CHALLENGE
Transcribe the listing word for word.

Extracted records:
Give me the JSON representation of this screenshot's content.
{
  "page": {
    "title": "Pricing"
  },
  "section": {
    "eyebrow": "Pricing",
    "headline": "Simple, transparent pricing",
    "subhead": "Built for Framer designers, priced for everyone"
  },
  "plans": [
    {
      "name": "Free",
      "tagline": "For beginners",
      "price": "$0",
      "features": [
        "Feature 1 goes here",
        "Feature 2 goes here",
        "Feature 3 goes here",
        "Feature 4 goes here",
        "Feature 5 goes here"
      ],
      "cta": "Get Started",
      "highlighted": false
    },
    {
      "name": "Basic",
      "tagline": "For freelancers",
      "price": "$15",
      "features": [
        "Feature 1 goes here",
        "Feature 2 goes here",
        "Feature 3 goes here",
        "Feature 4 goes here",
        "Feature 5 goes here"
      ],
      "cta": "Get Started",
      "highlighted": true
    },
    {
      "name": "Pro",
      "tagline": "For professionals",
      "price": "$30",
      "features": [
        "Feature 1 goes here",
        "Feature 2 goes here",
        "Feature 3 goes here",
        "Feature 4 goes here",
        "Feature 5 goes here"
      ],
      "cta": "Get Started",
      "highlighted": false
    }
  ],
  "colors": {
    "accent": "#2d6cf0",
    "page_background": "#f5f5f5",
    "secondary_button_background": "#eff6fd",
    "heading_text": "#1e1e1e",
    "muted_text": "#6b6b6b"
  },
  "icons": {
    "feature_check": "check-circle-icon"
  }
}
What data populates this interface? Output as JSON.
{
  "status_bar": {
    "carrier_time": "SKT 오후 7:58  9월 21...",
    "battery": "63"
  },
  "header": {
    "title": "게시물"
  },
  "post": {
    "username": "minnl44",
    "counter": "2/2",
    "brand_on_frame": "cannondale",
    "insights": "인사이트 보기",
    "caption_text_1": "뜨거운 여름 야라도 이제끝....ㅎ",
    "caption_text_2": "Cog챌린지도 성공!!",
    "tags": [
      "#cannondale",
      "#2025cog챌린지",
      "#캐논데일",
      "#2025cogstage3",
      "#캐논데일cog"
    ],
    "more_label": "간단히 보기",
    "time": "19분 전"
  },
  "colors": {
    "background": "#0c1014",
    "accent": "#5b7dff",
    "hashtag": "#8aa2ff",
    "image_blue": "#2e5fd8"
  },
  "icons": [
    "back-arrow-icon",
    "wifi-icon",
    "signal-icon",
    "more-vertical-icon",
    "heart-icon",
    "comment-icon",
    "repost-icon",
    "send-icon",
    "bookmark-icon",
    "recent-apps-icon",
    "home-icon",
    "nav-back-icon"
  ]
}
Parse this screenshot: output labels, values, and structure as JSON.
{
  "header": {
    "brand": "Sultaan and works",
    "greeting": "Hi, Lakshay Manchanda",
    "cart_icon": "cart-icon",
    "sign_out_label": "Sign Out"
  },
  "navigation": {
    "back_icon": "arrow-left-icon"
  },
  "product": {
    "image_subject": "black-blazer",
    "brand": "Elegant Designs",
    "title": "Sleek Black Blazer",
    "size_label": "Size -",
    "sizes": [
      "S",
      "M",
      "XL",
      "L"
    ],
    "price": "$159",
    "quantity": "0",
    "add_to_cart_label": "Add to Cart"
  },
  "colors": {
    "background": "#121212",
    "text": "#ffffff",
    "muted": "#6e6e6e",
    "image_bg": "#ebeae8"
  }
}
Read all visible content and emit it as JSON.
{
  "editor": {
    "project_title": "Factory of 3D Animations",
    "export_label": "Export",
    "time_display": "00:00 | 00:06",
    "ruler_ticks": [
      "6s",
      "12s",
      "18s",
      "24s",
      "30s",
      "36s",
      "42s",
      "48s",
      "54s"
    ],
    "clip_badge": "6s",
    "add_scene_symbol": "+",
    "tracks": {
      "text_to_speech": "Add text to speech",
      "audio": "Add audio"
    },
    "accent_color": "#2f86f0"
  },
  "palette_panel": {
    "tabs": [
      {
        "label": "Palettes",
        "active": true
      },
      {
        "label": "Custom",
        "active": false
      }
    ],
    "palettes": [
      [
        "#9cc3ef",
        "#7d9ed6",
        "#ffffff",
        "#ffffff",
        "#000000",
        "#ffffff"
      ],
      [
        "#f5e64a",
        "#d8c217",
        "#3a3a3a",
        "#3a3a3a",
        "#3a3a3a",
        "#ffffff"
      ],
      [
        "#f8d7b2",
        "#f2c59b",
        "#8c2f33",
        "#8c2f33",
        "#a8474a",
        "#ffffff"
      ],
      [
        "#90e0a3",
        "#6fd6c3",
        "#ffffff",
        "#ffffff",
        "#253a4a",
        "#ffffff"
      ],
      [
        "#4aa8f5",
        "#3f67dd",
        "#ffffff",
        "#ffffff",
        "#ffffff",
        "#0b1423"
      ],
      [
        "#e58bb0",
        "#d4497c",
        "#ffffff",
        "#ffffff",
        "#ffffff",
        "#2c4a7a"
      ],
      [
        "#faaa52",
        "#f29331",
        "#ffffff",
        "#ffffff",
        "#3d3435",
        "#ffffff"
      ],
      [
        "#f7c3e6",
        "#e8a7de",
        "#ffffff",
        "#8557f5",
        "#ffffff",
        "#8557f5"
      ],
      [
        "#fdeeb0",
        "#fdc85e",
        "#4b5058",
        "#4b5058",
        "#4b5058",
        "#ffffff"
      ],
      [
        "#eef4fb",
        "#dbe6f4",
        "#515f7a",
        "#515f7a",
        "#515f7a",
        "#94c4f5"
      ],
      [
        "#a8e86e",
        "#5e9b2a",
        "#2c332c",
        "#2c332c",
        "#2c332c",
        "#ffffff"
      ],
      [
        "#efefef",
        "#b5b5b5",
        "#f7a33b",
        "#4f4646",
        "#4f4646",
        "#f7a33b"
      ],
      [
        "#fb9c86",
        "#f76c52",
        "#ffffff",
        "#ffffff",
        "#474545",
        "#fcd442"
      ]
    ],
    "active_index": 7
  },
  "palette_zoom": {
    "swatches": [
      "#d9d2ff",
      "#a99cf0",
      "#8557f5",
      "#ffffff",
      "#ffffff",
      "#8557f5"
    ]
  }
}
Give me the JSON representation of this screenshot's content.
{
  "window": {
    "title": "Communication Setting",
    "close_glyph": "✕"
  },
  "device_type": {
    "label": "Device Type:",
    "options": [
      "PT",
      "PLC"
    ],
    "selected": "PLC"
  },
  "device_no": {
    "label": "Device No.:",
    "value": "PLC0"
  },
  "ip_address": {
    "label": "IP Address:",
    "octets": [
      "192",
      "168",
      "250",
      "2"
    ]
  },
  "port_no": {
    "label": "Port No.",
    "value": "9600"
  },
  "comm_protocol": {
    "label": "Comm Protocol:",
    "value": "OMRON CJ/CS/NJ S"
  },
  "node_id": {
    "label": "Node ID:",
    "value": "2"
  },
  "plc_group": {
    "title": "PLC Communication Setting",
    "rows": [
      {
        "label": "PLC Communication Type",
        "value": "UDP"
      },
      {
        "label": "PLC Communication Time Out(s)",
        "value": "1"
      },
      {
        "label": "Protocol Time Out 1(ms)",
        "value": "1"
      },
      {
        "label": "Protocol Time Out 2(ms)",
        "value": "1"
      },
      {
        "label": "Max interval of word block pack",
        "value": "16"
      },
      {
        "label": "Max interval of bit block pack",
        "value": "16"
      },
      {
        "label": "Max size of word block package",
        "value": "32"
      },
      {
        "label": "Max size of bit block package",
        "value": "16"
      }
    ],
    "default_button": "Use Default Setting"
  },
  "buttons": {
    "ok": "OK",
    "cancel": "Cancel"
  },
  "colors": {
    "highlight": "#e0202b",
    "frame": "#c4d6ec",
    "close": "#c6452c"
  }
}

SOLUTION FOR THIS PROBLEM
Give me the JSON representation of this screenshot's content.
{
  "page": {
    "title": "Pricing"
  },
  "section": {
    "eyebrow": "Pricing",
    "headline": "Simple, transparent pricing",
    "subhead": "Built for Framer designers, priced for everyone"
  },
  "plans": [
    {
      "name": "Free",
      "tagline": "For beginners",
      "price": "$0",
      "features": [
        "Feature 1 goes here",
        "Feature 2 goes here",
        "Feature 3 goes here",
        "Feature 4 goes here",
        "Feature 5 goes here"
      ],
      "cta": "Get Started",
      "highlighted": false
    },
    {
      "name": "Basic",
      "tagline": "For freelancers",
      "price": "$15",
      "features": [
        "Feature 1 goes here",
        "Feature 2 goes here",
        "Feature 3 goes here",
        "Feature 4 goes here",
        "Feature 5 goes here"
      ],
      "cta": "Get Started",
      "highlighted": true
    },
    {
      "name": "Pro",
      "tagline": "For professionals",
      "price": "$30",
      "features": [
        "Feature 1 goes here",
        "Feature 2 goes here",
        "Feature 3 goes here",
        "Feature 4 goes here",
        "Feature 5 goes here"
      ],
      "cta": "Get Started",
      "highlighted": false
    }
  ],
  "colors": {
    "accent": "#2d6cf0",
    "page_background": "#f5f5f5",
    "secondary_button_background": "#eff6fd",
    "heading_text": "#1e1e1e",
    "muted_text": "#6b6b6b"
  },
  "icons": {
    "feature_check": "check-circle-icon"
  }
}
What data populates this interface? Output as JSON.
{
  "status_bar": {
    "carrier_time": "SKT 오후 7:58  9월 21...",
    "battery": "63"
  },
  "header": {
    "title": "게시물"
  },
  "post": {
    "username": "minnl44",
    "counter": "2/2",
    "brand_on_frame": "cannondale",
    "insights": "인사이트 보기",
    "caption_text_1": "뜨거운 여름 야라도 이제끝....ㅎ",
    "caption_text_2": "Cog챌린지도 성공!!",
    "tags": [
      "#cannondale",
      "#2025cog챌린지",
      "#캐논데일",
      "#2025cogstage3",
      "#캐논데일cog"
    ],
    "more_label": "간단히 보기",
    "time": "19분 전"
  },
  "colors": {
    "background": "#0c1014",
    "accent": "#5b7dff",
    "hashtag": "#8aa2ff",
    "image_blue": "#2e5fd8"
  },
  "icons": [
    "back-arrow-icon",
    "wifi-icon",
    "signal-icon",
    "more-vertical-icon",
    "heart-icon",
    "comment-icon",
    "repost-icon",
    "send-icon",
    "bookmark-icon",
    "recent-apps-icon",
    "home-icon",
    "nav-back-icon"
  ]
}
Parse this screenshot: output labels, values, and structure as JSON.
{
  "header": {
    "brand": "Sultaan and works",
    "greeting": "Hi, Lakshay Manchanda",
    "cart_icon": "cart-icon",
    "sign_out_label": "Sign Out"
  },
  "navigation": {
    "back_icon": "arrow-left-icon"
  },
  "product": {
    "image_subject": "black-blazer",
    "brand": "Elegant Designs",
    "title": "Sleek Black Blazer",
    "size_label": "Size -",
    "sizes": [
      "S",
      "M",
      "XL",
      "L"
    ],
    "price": "$159",
    "quantity": "0",
    "add_to_cart_label": "Add to Cart"
  },
  "colors": {
    "background": "#121212",
    "text": "#ffffff",
    "muted": "#6e6e6e",
    "image_bg": "#ebeae8"
  }
}
Read all visible content and emit it as JSON.
{
  "editor": {
    "project_title": "Factory of 3D Animations",
    "export_label": "Export",
    "time_display": "00:00 | 00:06",
    "ruler_ticks": [
      "6s",
      "12s",
      "18s",
      "24s",
      "30s",
      "36s",
      "42s",
      "48s",
      "54s"
    ],
    "clip_badge": "6s",
    "add_scene_symbol": "+",
    "tracks": {
      "text_to_speech": "Add text to speech",
      "audio": "Add audio"
    },
    "accent_color": "#2f86f0"
  },
  "palette_panel": {
    "tabs": [
      {
        "label": "Palettes",
        "active": true
      },
      {
        "label": "Custom",
        "active": false
      }
    ],
    "palettes": [
      [
        "#9cc3ef",
        "#7d9ed6",
        "#ffffff",
        "#ffffff",
        "#000000",
        "#ffffff"
      ],
      [
        "#f5e64a",
        "#d8c217",
        "#3a3a3a",
        "#3a3a3a",
        "#3a3a3a",
        "#ffffff"
      ],
      [
        "#f8d7b2",
        "#f2c59b",
        "#8c2f33",
        "#8c2f33",
        "#a8474a",
        "#ffffff"
      ],
      [
        "#90e0a3",
        "#6fd6c3",
        "#ffffff",
        "#ffffff",
        "#253a4a",
        "#ffffff"
      ],
      [
        "#4aa8f5",
        "#3f67dd",
        "#ffffff",
        "#ffffff",
        "#ffffff",
        "#0b1423"
      ],
      [
        "#e58bb0",
        "#d4497c",
        "#ffffff",
        "#ffffff",
        "#ffffff",
        "#2c4a7a"
      ],
      [
        "#faaa52",
        "#f29331",
        "#ffffff",
        "#ffffff",
        "#3d3435",
        "#ffffff"
      ],
      [
        "#f7c3e6",
        "#e8a7de",
        "#ffffff",
        "#8557f5",
        "#ffffff",
        "#8557f5"
      ],
      [
        "#fdeeb0",
        "#fdc85e",
        "#4b5058",
        "#4b5058",
        "#4b5058",
        "#ffffff"
      ],
      [
        "#eef4fb",
        "#dbe6f4",
        "#515f7a",
        "#515f7a",
        "#515f7a",
        "#94c4f5"
      ],
      [
        "#a8e86e",
        "#5e9b2a",
        "#2c332c",
        "#2c332c",
        "#2c332c",
        "#ffffff"
      ],
      [
        "#efefef",
        "#b5b5b5",
        "#f7a33b",
        "#4f4646",
        "#4f4646",
        "#f7a33b"
      ],
      [
        "#fb9c86",
        "#f76c52",
        "#ffffff",
        "#ffffff",
        "#474545",
        "#fcd442"
      ]
    ],
    "active_index": 7
  },
  "palette_zoom": {
    "swatches": [
      "#d9d2ff",
      "#a99cf0",
      "#8557f5",
      "#ffffff",
      "#ffffff",
      "#8557f5"
    ]
  }
}
Give me the JSON representation of this screenshot's content.
{
  "window": {
    "title": "Communication Setting",
    "close_glyph": "✕"
  },
  "device_type": {
    "label": "Device Type:",
    "options": [
      "PT",
      "PLC"
    ],
    "selected": "PLC"
  },
  "device_no": {
    "label": "Device No.:",
    "value": "PLC0"
  },
  "ip_address": {
    "label": "IP Address:",
    "octets": [
      "192",
      "168",
      "250",
      "2"
    ]
  },
  "port_no": {
    "label": "Port No.",
    "value": "9600"
  },
  "comm_protocol": {
    "label": "Comm Protocol:",
    "value": "OMRON CJ/CS/NJ S"
  },
  "node_id": {
    "label": "Node ID:",
    "value": "2"
  },
  "plc_group": {
    "title": "PLC Communication Setting",
    "rows": [
      {
        "label": "PLC Communication Type",
        "value": "UDP"
      },
      {
        "label": "PLC Communication Time Out(s)",
        "value": "1"
      },
      {
        "label": "Protocol Time Out 1(ms)",
        "value": "1"
      },
      {
        "label": "Protocol Time Out 2(ms)",
        "value": "1"
      },
      {
        "label": "Max interval of word block pack",
        "value": "16"
      },
      {
        "label": "Max interval of bit block pack",
        "value": "16"
      },
      {
        "label": "Max size of word block package",
        "value": "32"
      },
      {
        "label": "Max size of bit block package",
        "value": "16"
      }
    ],
    "default_button": "Use Default Setting"
  },
  "buttons": {
    "ok": "OK",
    "cancel": "Cancel"
  },
  "colors": {
    "highlight": "#e0202b",
    "frame": "#c4d6ec",
    "close": "#c6452c"
  }
}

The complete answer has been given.